►
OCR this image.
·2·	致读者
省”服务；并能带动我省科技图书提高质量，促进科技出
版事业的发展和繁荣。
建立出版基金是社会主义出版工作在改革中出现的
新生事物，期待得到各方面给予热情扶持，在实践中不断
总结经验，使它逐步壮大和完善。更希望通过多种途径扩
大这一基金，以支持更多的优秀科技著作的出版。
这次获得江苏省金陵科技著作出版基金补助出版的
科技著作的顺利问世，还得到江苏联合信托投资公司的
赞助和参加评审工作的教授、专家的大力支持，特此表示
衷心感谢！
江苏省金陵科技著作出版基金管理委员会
◄
= DESCRIPTION OF THE TASK =
Repeat all the entries word for word.

= RESPONSE BELOW =
OCR this image.
·2·	致读者
省”服务；并能带动我省科技图书提高质量，促进科技出
版事业的发展和繁荣。
建立出版基金是社会主义出版工作在改革中出现的
新生事物，期待得到各方面给予热情扶持，在实践中不断
总结经验，使它逐步壮大和完善。更希望通过多种途径扩
大这一基金，以支持更多的优秀科技著作的出版。
这次获得江苏省金陵科技著作出版基金补助出版的
科技著作的顺利问世，还得到江苏联合信托投资公司的
赞助和参加评审工作的教授、专家的大力支持，特此表示
衷心感谢！
江苏省金陵科技著作出版基金管理委员会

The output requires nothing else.